→ EXERCISE DETAILS:
Copy out the records precisely, omitting pictures.

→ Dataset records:
* * * * * * *
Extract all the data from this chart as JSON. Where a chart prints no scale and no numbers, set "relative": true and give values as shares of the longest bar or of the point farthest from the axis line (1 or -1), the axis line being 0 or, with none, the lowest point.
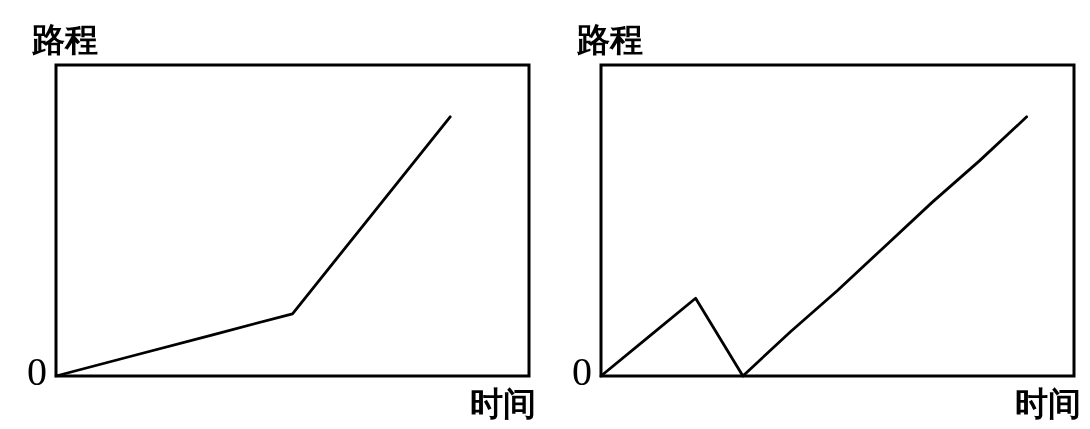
{
  "chart_data": [
    {
      "type": "line",
      "ylabel": "路程",
      "xlabel": "时间",
      "relative": true,
      "categories": [
        null,
        null,
        null,
        null,
        null,
        null,
        null
      ],
      "series": [
        {
          "color": "#000000",
          "values": [
            0,
            0.08,
            0.16,
            0.24,
            0.62,
            1,
            null
          ]
        }
      ],
      "annotations": [
        "0"
      ]
    },
    {
      "type": "line",
      "ylabel": "路程",
      "xlabel": "时间",
      "relative": true,
      "categories": [
        null,
        null,
        null,
        null,
        null,
        null,
        null,
        null,
        null,
        null,
        null
      ],
      "series": [
        {
          "color": "#000000",
          "values": [
            0,
            0.15,
            0.3,
            0,
            0.17,
            0.33,
            0.5,
            0.67,
            0.83,
            1,
            null
          ]
        }
      ],
      "annotations": [
        "0"
      ]
    }
  ]
}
* * * * * * *
→ REPLY:
Extract all the data from this chart as JSON. Where a chart prints no scale and no numbers, set "relative": true and give values as shares of the longest bar or of the point farthest from the axis line (1 or -1), the axis line being 0 or, with none, the lowest point.
{
  "chart_data": [
    {
      "type": "line",
      "ylabel": "路程",
      "xlabel": "时间",
      "relative": true,
      "categories": [
        null,
        null,
        null,
        null,
        null,
        null,
        null
      ],
      "series": [
        {
          "color": "#000000",
          "values": [
            0,
            0.08,
            0.16,
            0.24,
            0.62,
            1,
            null
          ]
        }
      ],
      "annotations": [
        "0"
      ]
    },
    {
      "type": "line",
      "ylabel": "路程",
      "xlabel": "时间",
      "relative": true,
      "categories": [
        null,
        null,
        null,
        null,
        null,
        null,
        null,
        null,
        null,
        null,
        null
      ],
      "series": [
        {
          "color": "#000000",
          "values": [
            0,
            0.15,
            0.3,
            0,
            0.17,
            0.33,
            0.5,
            0.67,
            0.83,
            1,
            null
          ]
        }
      ],
      "annotations": [
        "0"
      ]
    }
  ]
}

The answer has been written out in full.